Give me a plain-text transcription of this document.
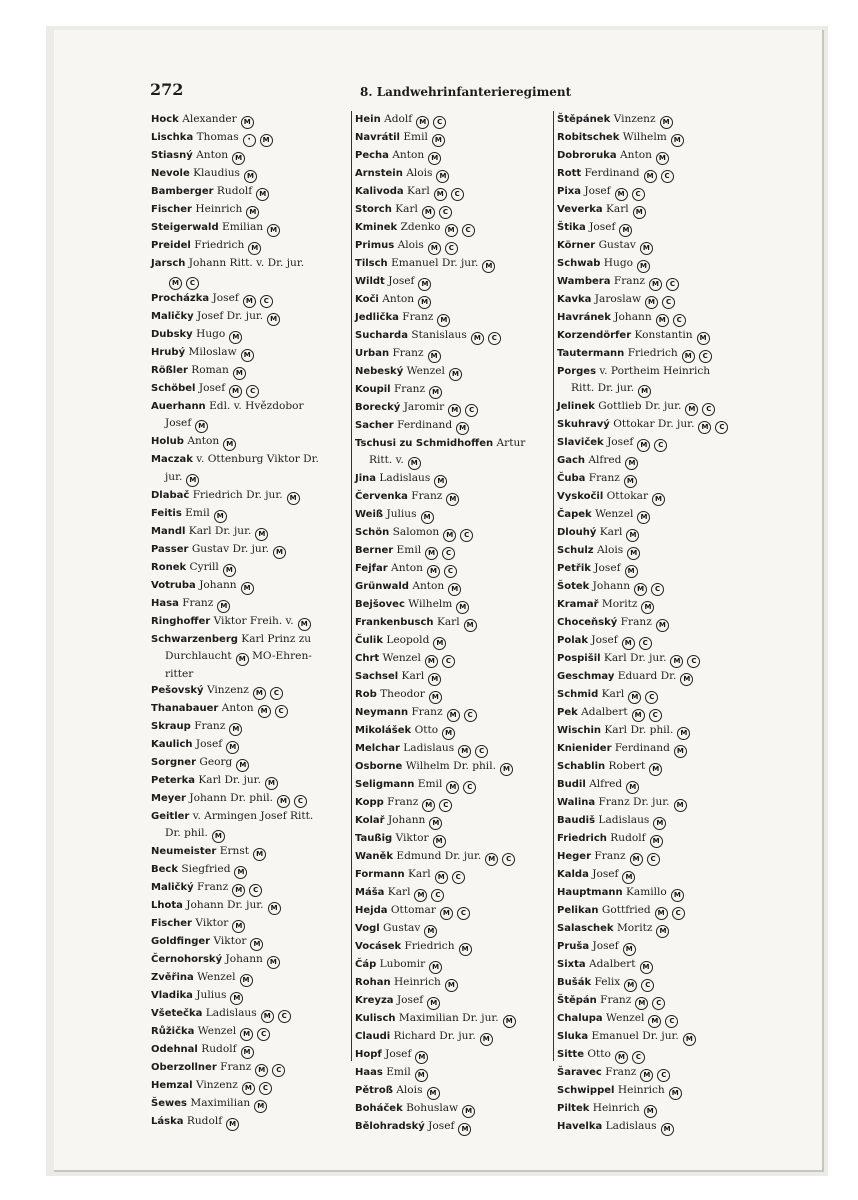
272	8. Landwehrinfanterieregiment
Hock Alexander M
Lischka Thomas · M
Stiasný Anton M
Nevole Klaudius M
Bamberger Rudolf M
Fischer Heinrich M
Steigerwald Emilian M
Preidel Friedrich M
Jarsch Johann Ritt. v. Dr. jur.
M C
Procházka Josef M C
Maličky Josef Dr. jur. M
Dubsky Hugo M
Hrubý Miloslaw M
Rößler Roman M
Schöbel Josef M C
Auerhann Edl. v. Hvězdobor
Josef M
Holub Anton M
Maczak v. Ottenburg Viktor Dr.
jur. M
Dlabač Friedrich Dr. jur. M
Feitis Emil M
Mandl Karl Dr. jur. M
Passer Gustav Dr. jur. M
Ronek Cyrill M
Votruba Johann M
Hasa Franz M
Ringhoffer Viktor Freih. v. M
Schwarzenberg Karl Prinz zu
Durchlaucht M MO-Ehren-
ritter
Pešovský Vinzenz M C
Thanabauer Anton M C
Skraup Franz M
Kaulich Josef M
Sorgner Georg M
Peterka Karl Dr. jur. M
Meyer Johann Dr. phil. M C
Geitler v. Armingen Josef Ritt.
Dr. phil. M
Neumeister Ernst M
Beck Siegfried M
Maličký Franz M C
Lhota Johann Dr. jur. M
Fischer Viktor M
Goldfinger Viktor M
Černohorský Johann M
Zvěřina Wenzel M
Vladika Julius M
Všetečka Ladislaus M C
Růžička Wenzel M C
Odehnal Rudolf M
Oberzollner Franz M C
Hemzal Vinzenz M C
Šewes Maximilian M
Láska Rudolf M
Hein Adolf M C
Navrátil Emil M
Pecha Anton M
Arnstein Alois M
Kalivoda Karl M C
Storch Karl M C
Kminek Zdenko M C
Primus Alois M C
Tilsch Emanuel Dr. jur. M
Wildt Josef M
Koči Anton M
Jedlička Franz M
Sucharda Stanislaus M C
Urban Franz M
Nebeský Wenzel M
Koupil Franz M
Borecký Jaromir M C
Sacher Ferdinand M
Tschusi zu Schmidhoffen Artur
Ritt. v. M
Jina Ladislaus M
Červenka Franz M
Weiß Julius M
Schön Salomon M C
Berner Emil M C
Fejfar Anton M C
Grünwald Anton M
Bejšovec Wilhelm M
Frankenbusch Karl M
Čulik Leopold M
Chrt Wenzel M C
Sachsel Karl M
Rob Theodor M
Neymann Franz M C
Mikolášek Otto M
Melchar Ladislaus M C
Osborne Wilhelm Dr. phil. M
Seligmann Emil M C
Kopp Franz M C
Kolař Johann M
Taußig Viktor M
Waněk Edmund Dr. jur. M C
Formann Karl M C
Máša Karl M C
Hejda Ottomar M C
Vogl Gustav M
Vocásek Friedrich M
Čáp Lubomir M
Rohan Heinrich M
Kreyza Josef M
Kulisch Maximilian Dr. jur. M
Claudi Richard Dr. jur. M
Hopf Josef M
Haas Emil M
Pětroß Alois M
Boháček Bohuslaw M
Bělohradský Josef M
Štěpánek Vinzenz M
Robitschek Wilhelm M
Dobroruka Anton M
Rott Ferdinand M C
Pixa Josef M C
Veverka Karl M
Štika Josef M
Körner Gustav M
Schwab Hugo M
Wambera Franz M C
Kavka Jaroslaw M C
Havránek Johann M C
Korzendörfer Konstantin M
Tautermann Friedrich M C
Porges v. Portheim Heinrich
Ritt. Dr. jur. M
Jelinek Gottlieb Dr. jur. M C
Skuhravý Ottokar Dr. jur. M C
Slaviček Josef M C
Gach Alfred M
Čuba Franz M
Vyskočil Ottokar M
Čapek Wenzel M
Dlouhý Karl M
Schulz Alois M
Petřik Josef M
Šotek Johann M C
Kramař Moritz M
Choceňský Franz M
Polak Josef M C
Pospišil Karl Dr. jur. M C
Geschmay Eduard Dr. M
Schmid Karl M C
Pek Adalbert M C
Wischin Karl Dr. phil. M
Knienider Ferdinand M
Schablin Robert M
Budil Alfred M
Walina Franz Dr. jur. M
Baudiš Ladislaus M
Friedrich Rudolf M
Heger Franz M C
Kalda Josef M
Hauptmann Kamillo M
Pelikan Gottfried M C
Salaschek Moritz M
Pruša Josef M
Sixta Adalbert M
Bušák Felix M C
Štěpán Franz M C
Chalupa Wenzel M C
Sluka Emanuel Dr. jur. M
Sitte Otto M C
Šaravec Franz M C
Schwippel Heinrich M
Piltek Heinrich M
Havelka Ladislaus M
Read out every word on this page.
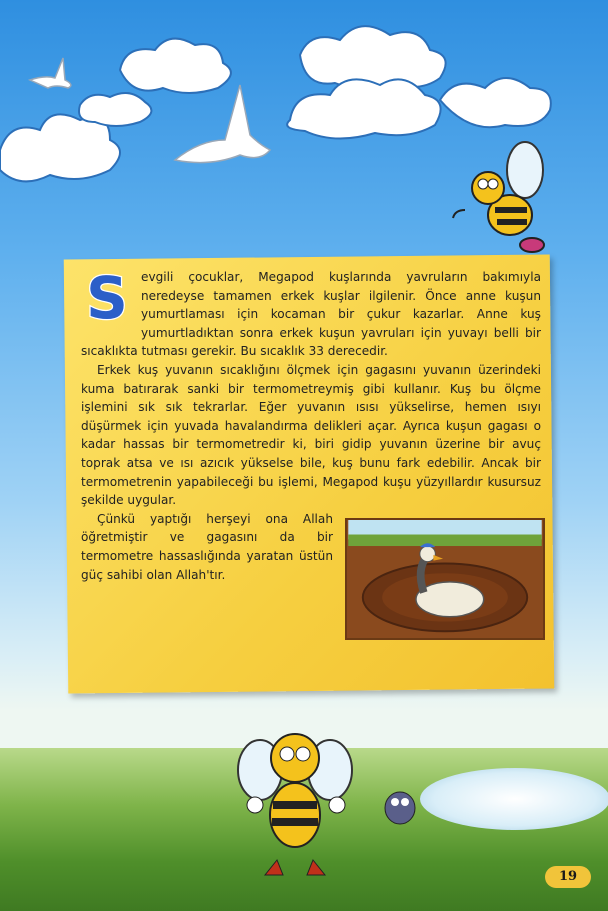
S	evgili çocuklar, Megapod kuşlarında yavruların bakımıyla neredeyse tamamen erkek kuşlar ilgilenir. Önce anne kuşun yumurtlaması için kocaman bir çukur kazarlar. Anne kuş yumurtladıktan sonra erkek kuşun yavruları için yuvayı belli bir sıcaklıkta tutması gerekir. Bu sıcaklık 33 derecedir.

Erkek kuş yuvanın sıcaklığını ölçmek için gagasını yuvanın üzerindeki kuma batırarak sanki bir termometreymiş gibi kullanır. Kuş bu ölçme işlemini sık sık tekrarlar. Eğer yuvanın ısısı yükselirse, hemen ısıyı düşürmek için yuvada havalandırma delikleri açar. Ayrıca kuşun gagası o kadar hassas bir termometredir ki, biri gidip yuvanın üzerine bir avuç toprak atsa ve ısı azıcık yükselse bile, kuş bunu fark edebilir. Ancak bir termometrenin yapabileceği bu işlemi, Megapod kuşu yüzyıllardır kusursuz şekilde uygular.

Çünkü yaptığı herşeyi ona Allah öğretmiştir ve gagasını da bir termometre hassaslığında yaratan üstün güç sahibi olan Allah'tır.

19
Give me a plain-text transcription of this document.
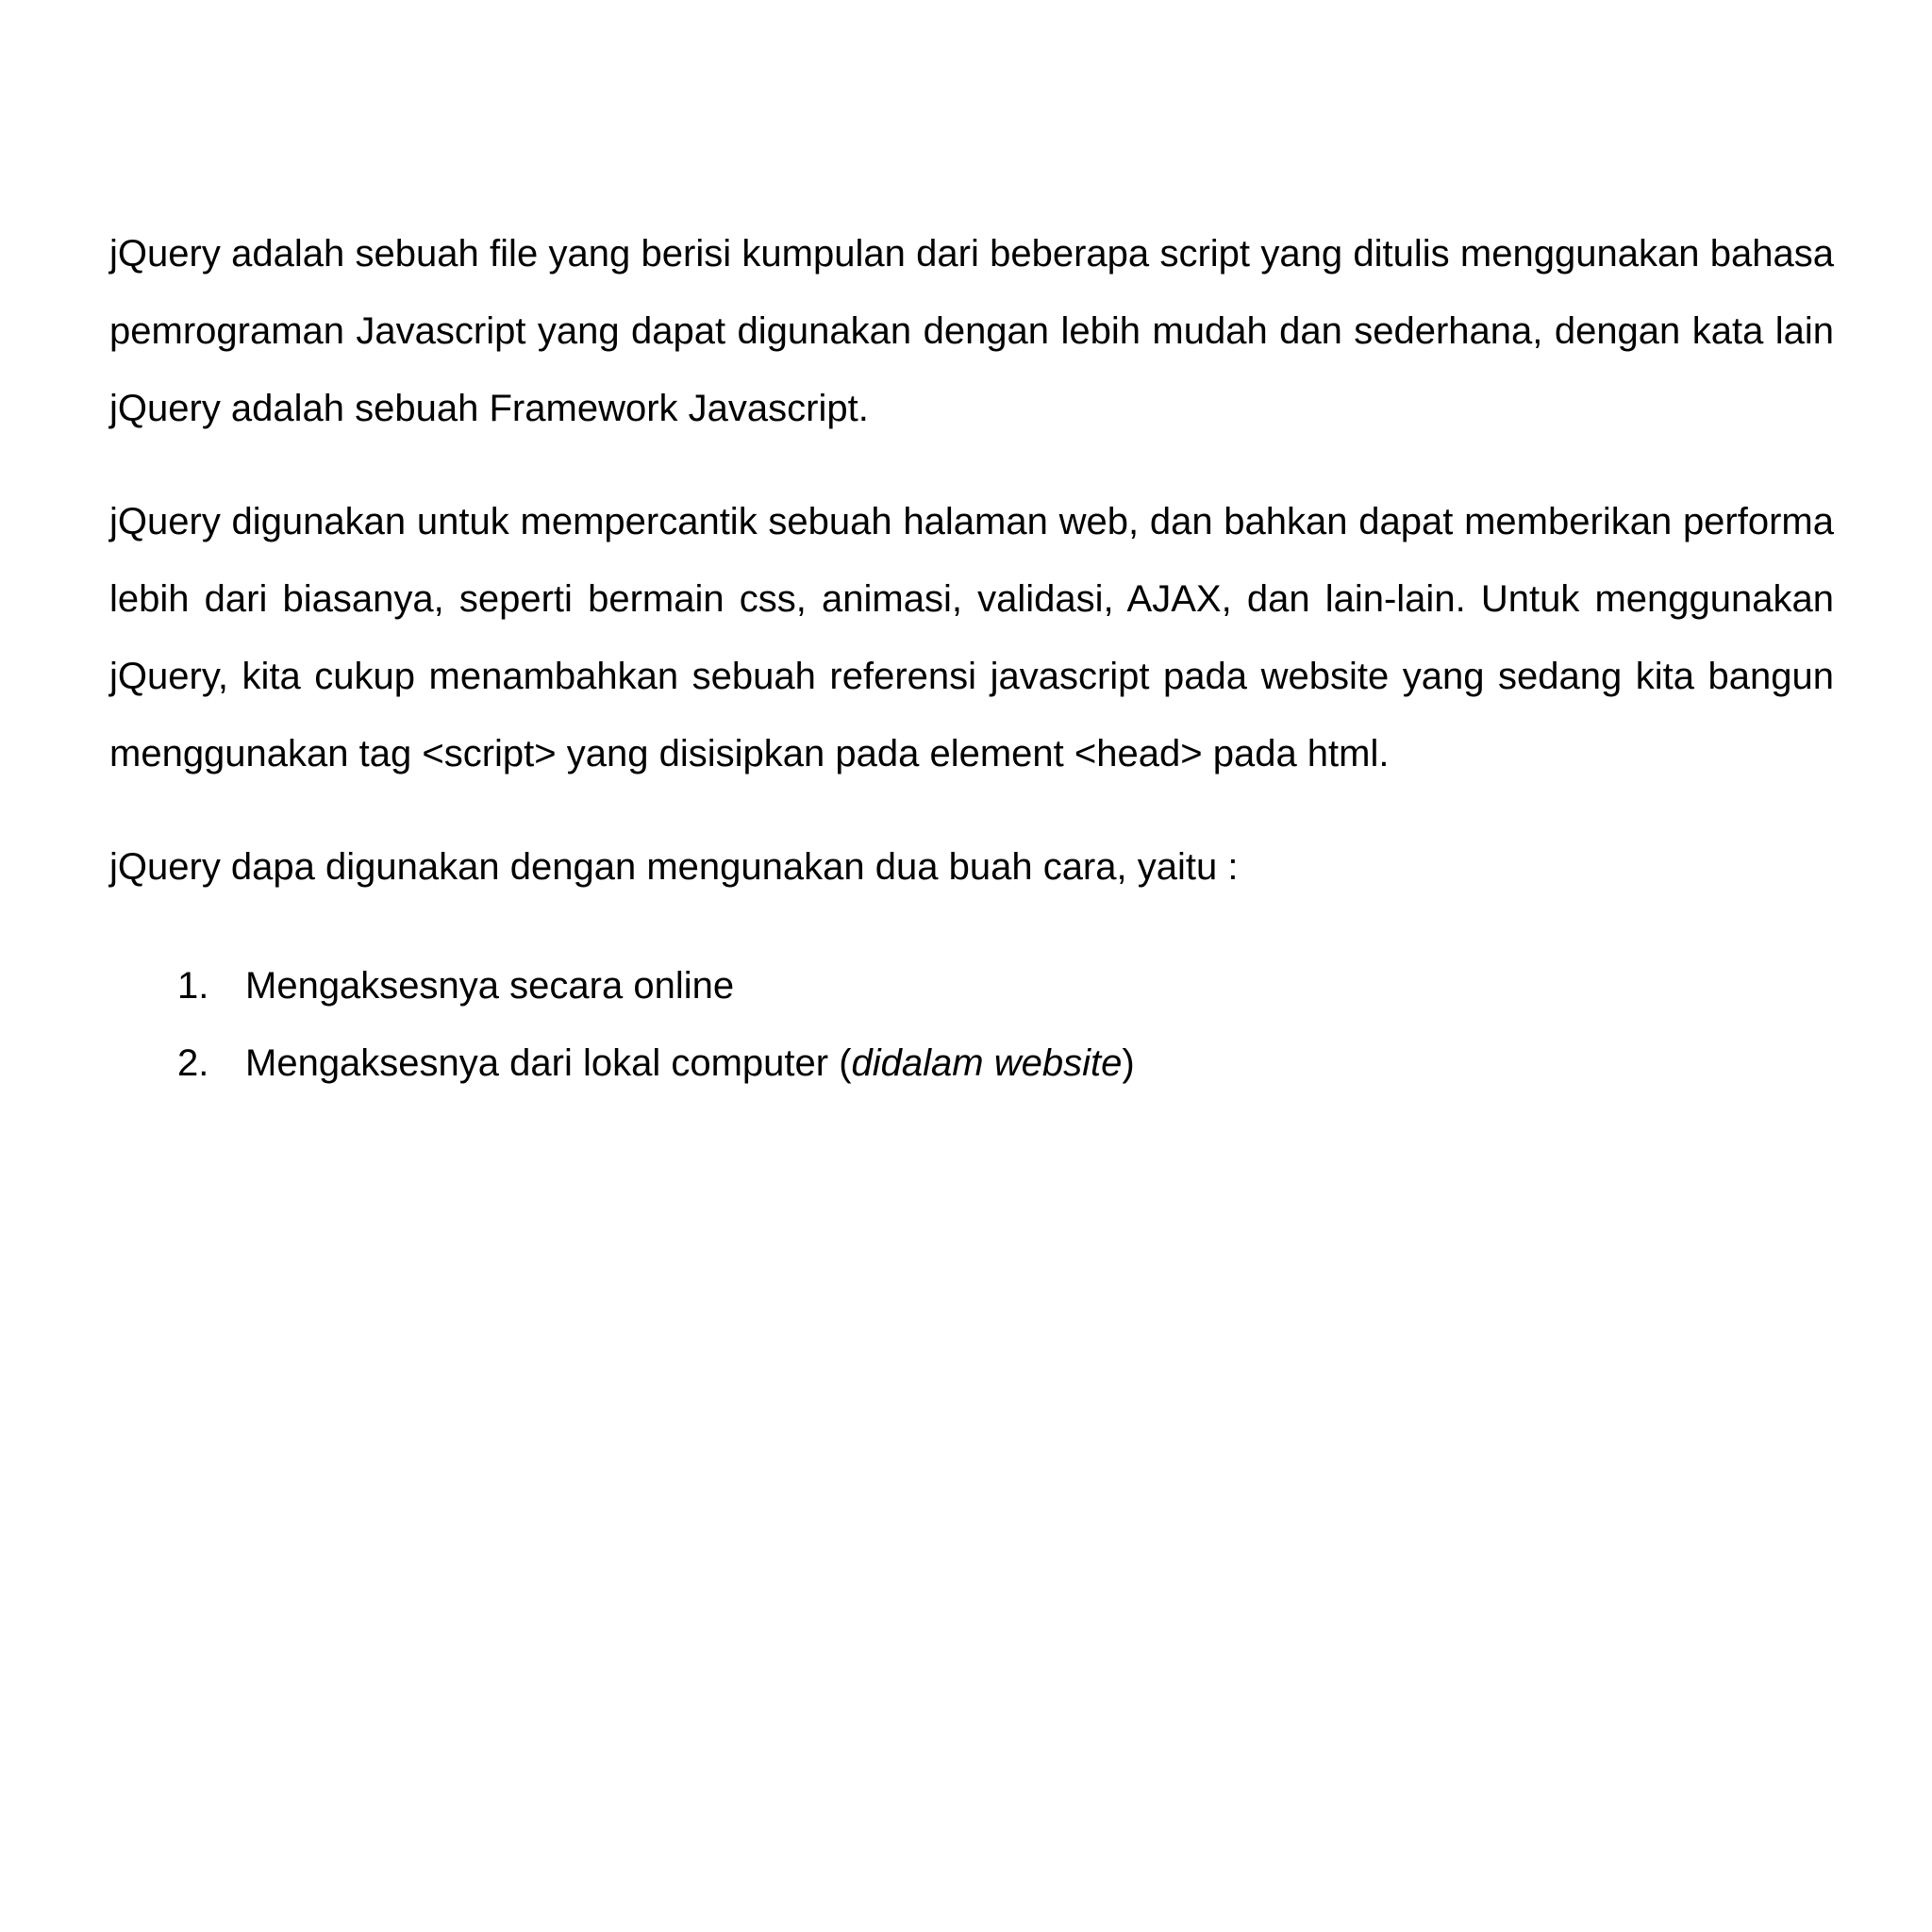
jQuery adalah sebuah file yang berisi kumpulan dari beberapa script yang ditulis menggunakan bahasa pemrograman Javascript yang dapat digunakan dengan lebih mudah dan sederhana, dengan kata lain jQuery adalah sebuah Framework Javascript.

jQuery digunakan untuk mempercantik sebuah halaman web, dan bahkan dapat memberikan performa lebih dari biasanya, seperti bermain css, animasi, validasi, AJAX, dan lain-lain. Untuk menggunakan jQuery, kita cukup menambahkan sebuah referensi javascript pada website yang sedang kita bangun menggunakan tag <script> yang disisipkan pada element <head> pada html.

jQuery dapa digunakan dengan mengunakan dua buah cara, yaitu :

1. Mengaksesnya secara online
2. Mengaksesnya dari lokal computer (didalam website)
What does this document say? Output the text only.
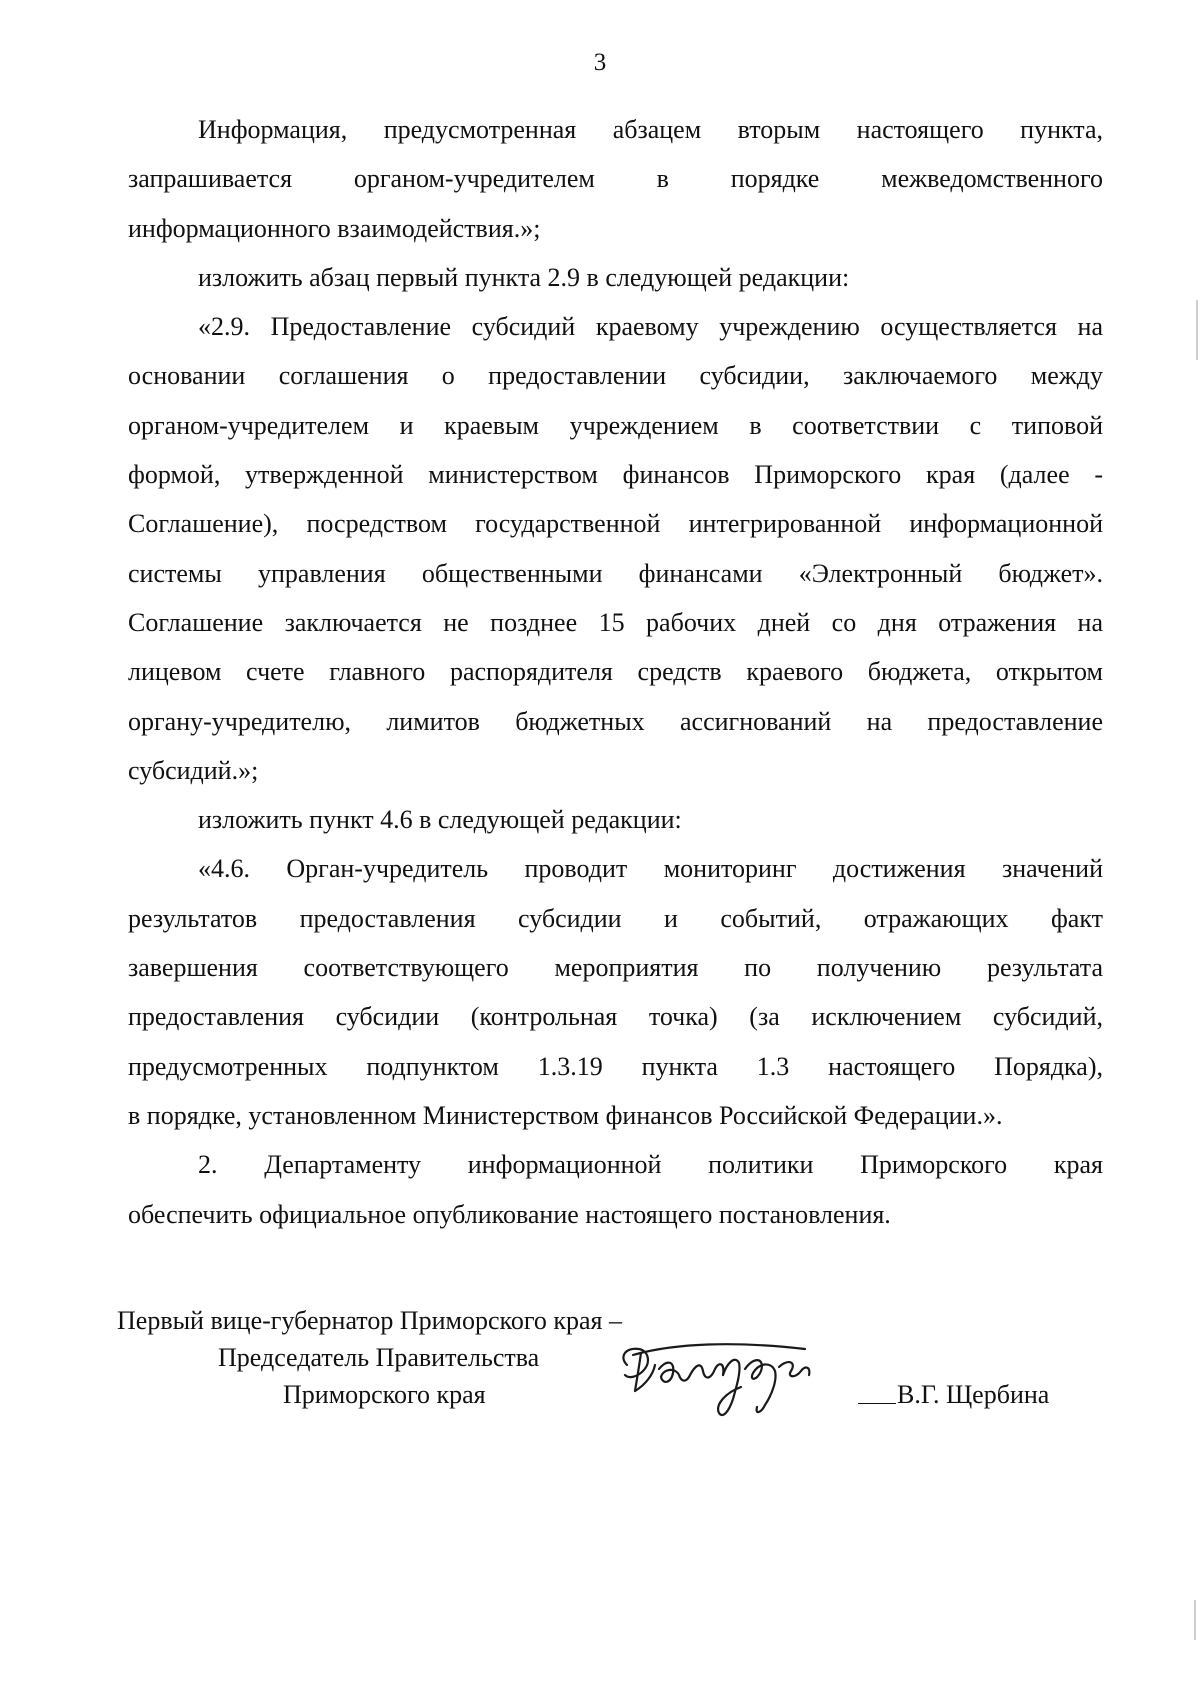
3
Информация, предусмотренная абзацем вторым настоящего пункта,
запрашивается органом-учредителем в порядке межведомственного
информационного взаимодействия.»;
изложить абзац первый пункта 2.9 в следующей редакции:
«2.9. Предоставление субсидий краевому учреждению осуществляется на
основании соглашения о предоставлении субсидии, заключаемого между
органом-учредителем и краевым учреждением в соответствии с типовой
формой, утвержденной министерством финансов Приморского края (далее -
Соглашение), посредством государственной интегрированной информационной
системы управления общественными финансами «Электронный бюджет».
Соглашение заключается не позднее 15 рабочих дней со дня отражения на
лицевом счете главного распорядителя средств краевого бюджета, открытом
органу-учредителю, лимитов бюджетных ассигнований на предоставление
субсидий.»;
изложить пункт 4.6 в следующей редакции:
«4.6. Орган-учредитель проводит мониторинг достижения значений
результатов предоставления субсидии и событий, отражающих факт
завершения соответствующего мероприятия по получению результата
предоставления субсидии (контрольная точка) (за исключением субсидий,
предусмотренных подпунктом 1.3.19 пункта 1.3 настоящего Порядка),
в порядке, установленном Министерством финансов Российской Федерации.».
2. Департаменту информационной политики Приморского края
обеспечить официальное опубликование настоящего постановления.
Первый вице-губернатор Приморского края –
Председатель Правительства
Приморского края	В.Г. Щербина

EXERCISE:
Copy out every line in the entries above that holds "digunakan".

ANSWER TO THIS EXERCISE:
jQuery adalah sebuah file yang berisi kumpulan dari beberapa script yang ditulis menggunakan bahasa pemrograman Javascript yang dapat digunakan dengan lebih mudah dan sederhana, dengan kata lain jQuery adalah sebuah Framework Javascript.
jQuery digunakan untuk mempercantik sebuah halaman web, dan bahkan dapat memberikan performa lebih dari biasanya, seperti bermain css, animasi, validasi, AJAX, dan lain-lain. Untuk menggunakan jQuery, kita cukup menambahkan sebuah referensi javascript pada website yang sedang kita bangun menggunakan tag <script> yang disisipkan pada element <head> pada html.
jQuery dapa digunakan dengan mengunakan dua buah cara, yaitu :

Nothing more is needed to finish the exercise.